[Stored items]
╭──
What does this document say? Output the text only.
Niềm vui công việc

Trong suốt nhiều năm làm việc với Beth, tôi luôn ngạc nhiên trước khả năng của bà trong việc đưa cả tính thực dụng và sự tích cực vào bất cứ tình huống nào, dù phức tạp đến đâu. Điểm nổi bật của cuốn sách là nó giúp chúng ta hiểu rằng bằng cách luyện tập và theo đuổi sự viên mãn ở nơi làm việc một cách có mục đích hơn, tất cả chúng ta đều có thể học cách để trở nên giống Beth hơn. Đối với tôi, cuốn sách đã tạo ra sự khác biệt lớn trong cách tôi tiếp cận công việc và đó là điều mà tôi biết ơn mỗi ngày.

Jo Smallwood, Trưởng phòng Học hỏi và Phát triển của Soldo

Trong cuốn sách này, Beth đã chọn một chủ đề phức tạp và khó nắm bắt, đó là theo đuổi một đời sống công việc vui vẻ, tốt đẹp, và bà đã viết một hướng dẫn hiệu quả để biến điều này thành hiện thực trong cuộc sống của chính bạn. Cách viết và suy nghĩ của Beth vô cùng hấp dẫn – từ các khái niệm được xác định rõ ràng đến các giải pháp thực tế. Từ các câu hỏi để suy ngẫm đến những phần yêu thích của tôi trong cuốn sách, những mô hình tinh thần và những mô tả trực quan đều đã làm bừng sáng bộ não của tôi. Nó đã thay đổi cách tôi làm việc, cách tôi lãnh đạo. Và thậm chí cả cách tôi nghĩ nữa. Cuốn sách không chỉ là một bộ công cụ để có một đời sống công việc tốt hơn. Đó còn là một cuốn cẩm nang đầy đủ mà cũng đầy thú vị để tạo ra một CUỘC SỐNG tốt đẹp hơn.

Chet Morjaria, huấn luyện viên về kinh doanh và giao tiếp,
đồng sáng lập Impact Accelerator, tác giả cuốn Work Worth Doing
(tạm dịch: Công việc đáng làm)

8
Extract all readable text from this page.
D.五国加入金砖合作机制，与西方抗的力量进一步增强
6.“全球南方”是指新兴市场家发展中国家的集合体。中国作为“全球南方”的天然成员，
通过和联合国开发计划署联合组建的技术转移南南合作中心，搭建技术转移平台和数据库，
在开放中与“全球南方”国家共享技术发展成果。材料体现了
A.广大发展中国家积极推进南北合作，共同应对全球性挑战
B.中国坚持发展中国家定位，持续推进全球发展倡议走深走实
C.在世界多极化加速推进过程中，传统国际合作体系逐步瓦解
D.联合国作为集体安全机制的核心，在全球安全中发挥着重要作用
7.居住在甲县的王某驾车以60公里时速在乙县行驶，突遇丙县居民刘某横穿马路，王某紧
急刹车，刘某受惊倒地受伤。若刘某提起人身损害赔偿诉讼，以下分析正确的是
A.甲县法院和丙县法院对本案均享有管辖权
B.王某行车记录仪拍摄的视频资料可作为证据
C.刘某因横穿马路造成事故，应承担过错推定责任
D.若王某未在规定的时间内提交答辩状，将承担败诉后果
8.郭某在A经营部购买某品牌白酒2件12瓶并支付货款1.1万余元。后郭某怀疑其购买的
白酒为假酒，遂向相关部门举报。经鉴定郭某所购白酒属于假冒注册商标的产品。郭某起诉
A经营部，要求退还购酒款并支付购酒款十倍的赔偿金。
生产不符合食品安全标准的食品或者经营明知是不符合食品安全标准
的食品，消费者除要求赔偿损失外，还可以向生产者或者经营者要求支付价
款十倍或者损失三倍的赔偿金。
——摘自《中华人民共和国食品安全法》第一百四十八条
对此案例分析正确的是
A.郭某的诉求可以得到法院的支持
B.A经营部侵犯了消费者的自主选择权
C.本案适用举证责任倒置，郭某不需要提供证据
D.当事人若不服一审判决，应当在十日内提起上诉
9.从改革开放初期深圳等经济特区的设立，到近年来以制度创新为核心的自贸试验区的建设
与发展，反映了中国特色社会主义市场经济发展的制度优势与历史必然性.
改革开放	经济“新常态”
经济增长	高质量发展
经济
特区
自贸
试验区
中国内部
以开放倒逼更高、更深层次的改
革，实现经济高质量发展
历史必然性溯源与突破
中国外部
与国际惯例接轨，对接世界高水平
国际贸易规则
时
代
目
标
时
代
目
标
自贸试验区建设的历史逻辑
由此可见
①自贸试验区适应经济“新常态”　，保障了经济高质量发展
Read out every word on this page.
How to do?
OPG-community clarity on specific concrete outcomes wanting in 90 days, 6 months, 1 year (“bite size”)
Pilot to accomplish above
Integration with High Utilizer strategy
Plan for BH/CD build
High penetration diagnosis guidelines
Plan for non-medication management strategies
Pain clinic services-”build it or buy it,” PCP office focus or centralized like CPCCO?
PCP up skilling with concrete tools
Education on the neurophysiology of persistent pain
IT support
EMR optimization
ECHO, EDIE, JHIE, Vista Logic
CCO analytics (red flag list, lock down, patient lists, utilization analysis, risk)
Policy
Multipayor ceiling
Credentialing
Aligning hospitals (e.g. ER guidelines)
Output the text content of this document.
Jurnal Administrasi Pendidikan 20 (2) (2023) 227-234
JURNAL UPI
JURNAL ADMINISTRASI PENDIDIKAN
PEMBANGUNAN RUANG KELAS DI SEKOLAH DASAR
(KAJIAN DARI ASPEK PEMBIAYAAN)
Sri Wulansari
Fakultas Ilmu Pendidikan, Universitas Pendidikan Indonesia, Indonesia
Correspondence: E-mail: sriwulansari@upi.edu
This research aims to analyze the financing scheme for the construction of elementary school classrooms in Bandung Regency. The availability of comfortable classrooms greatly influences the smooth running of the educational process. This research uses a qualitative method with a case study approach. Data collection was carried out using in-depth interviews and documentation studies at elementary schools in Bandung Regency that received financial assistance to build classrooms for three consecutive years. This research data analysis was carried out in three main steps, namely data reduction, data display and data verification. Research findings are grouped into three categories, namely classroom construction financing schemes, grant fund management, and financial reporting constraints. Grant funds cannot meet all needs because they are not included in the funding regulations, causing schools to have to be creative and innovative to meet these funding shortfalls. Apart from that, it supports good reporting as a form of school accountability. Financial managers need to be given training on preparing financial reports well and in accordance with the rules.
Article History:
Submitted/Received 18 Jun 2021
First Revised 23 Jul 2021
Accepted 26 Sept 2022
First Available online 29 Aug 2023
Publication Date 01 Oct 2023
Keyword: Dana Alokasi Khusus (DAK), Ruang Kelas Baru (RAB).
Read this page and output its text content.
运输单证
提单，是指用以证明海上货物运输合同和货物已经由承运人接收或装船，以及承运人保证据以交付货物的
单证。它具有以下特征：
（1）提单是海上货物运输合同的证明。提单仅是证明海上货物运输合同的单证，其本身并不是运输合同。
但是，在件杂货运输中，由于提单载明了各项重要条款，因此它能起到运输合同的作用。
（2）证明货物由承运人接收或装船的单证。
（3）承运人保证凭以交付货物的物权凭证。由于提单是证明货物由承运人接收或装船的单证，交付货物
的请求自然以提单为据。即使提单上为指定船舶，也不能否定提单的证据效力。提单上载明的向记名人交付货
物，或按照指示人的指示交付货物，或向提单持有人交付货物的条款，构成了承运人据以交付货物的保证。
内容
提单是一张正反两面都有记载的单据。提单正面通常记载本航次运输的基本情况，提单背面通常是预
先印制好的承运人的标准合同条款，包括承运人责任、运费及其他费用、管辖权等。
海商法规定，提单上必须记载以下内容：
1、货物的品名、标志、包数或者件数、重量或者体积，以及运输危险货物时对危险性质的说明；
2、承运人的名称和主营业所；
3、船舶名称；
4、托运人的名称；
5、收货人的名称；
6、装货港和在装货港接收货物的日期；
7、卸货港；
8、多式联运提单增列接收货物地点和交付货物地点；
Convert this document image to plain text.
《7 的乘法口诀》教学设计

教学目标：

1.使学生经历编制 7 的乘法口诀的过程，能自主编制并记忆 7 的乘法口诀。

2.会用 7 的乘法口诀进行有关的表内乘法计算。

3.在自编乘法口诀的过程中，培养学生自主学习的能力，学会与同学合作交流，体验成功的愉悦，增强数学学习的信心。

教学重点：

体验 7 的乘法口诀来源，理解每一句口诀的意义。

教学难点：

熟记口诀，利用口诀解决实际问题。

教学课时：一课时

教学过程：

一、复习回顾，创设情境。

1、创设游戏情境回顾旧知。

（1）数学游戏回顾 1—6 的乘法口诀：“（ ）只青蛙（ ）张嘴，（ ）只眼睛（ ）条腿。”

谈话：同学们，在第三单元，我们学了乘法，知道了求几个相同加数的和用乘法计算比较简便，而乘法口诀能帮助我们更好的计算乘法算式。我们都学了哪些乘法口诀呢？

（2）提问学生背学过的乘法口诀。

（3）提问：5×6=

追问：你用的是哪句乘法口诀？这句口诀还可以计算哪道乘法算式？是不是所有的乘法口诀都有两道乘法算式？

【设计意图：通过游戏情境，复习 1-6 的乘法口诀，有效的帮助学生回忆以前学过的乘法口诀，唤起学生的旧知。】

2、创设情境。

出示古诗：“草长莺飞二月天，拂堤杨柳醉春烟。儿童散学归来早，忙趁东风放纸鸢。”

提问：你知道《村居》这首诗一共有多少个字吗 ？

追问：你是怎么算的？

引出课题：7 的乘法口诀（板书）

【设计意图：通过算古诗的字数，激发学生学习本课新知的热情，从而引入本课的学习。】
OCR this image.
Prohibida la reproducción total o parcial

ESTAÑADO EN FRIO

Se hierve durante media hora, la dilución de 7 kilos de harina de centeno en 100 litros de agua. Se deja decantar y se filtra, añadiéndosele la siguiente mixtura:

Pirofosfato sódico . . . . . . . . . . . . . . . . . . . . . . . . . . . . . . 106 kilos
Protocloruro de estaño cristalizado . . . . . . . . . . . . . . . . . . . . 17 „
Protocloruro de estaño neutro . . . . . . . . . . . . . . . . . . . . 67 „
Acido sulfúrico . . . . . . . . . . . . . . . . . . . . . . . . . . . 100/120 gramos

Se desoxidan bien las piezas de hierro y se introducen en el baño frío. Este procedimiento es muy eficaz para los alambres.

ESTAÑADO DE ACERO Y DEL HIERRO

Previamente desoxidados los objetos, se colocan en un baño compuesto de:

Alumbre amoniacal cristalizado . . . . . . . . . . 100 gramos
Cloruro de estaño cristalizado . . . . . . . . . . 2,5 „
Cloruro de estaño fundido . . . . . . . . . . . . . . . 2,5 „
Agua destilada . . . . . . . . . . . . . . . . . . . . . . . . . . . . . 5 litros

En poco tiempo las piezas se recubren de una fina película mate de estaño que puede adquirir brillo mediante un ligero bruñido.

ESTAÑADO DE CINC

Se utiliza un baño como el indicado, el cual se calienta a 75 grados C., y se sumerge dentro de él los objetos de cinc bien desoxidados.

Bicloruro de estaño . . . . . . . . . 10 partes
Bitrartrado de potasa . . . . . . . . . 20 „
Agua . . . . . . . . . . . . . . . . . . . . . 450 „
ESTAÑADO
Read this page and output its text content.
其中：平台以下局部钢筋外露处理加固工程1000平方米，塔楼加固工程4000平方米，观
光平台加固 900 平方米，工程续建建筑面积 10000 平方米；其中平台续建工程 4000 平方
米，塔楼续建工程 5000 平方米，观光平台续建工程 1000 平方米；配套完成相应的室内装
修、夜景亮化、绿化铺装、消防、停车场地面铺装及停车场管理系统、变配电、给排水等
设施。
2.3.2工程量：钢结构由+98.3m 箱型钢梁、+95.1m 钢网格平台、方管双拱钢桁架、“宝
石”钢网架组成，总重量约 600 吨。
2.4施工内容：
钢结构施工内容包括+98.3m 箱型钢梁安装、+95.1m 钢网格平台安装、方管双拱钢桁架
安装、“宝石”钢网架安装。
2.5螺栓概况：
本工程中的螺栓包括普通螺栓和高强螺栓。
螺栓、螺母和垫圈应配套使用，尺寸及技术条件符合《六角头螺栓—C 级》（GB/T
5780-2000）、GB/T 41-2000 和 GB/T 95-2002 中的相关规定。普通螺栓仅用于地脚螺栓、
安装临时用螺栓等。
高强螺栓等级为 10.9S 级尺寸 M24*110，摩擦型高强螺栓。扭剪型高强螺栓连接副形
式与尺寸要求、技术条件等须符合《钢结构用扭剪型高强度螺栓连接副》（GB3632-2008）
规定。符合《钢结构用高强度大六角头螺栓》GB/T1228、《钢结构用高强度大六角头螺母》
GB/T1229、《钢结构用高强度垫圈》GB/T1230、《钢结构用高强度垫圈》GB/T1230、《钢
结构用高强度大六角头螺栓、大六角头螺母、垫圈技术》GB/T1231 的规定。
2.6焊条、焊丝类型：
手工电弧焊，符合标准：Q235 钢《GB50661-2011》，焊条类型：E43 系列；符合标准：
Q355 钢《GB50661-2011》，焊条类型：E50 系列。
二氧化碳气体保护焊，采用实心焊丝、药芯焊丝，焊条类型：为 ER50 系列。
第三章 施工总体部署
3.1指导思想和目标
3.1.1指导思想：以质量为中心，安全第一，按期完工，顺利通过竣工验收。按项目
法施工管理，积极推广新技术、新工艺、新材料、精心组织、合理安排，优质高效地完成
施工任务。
╰──
> **Stated exercise**: Collect from the data above every line that includes "cristalizado".

> **Result of this exercise**:
Protocloruro de estaño cristalizado . . . . . . . . . . . . . . . . . . . . 17 „
Alumbre amoniacal cristalizado . . . . . . . . . . 100 gramos
Cloruro de estaño cristalizado . . . . . . . . . . 2,5 „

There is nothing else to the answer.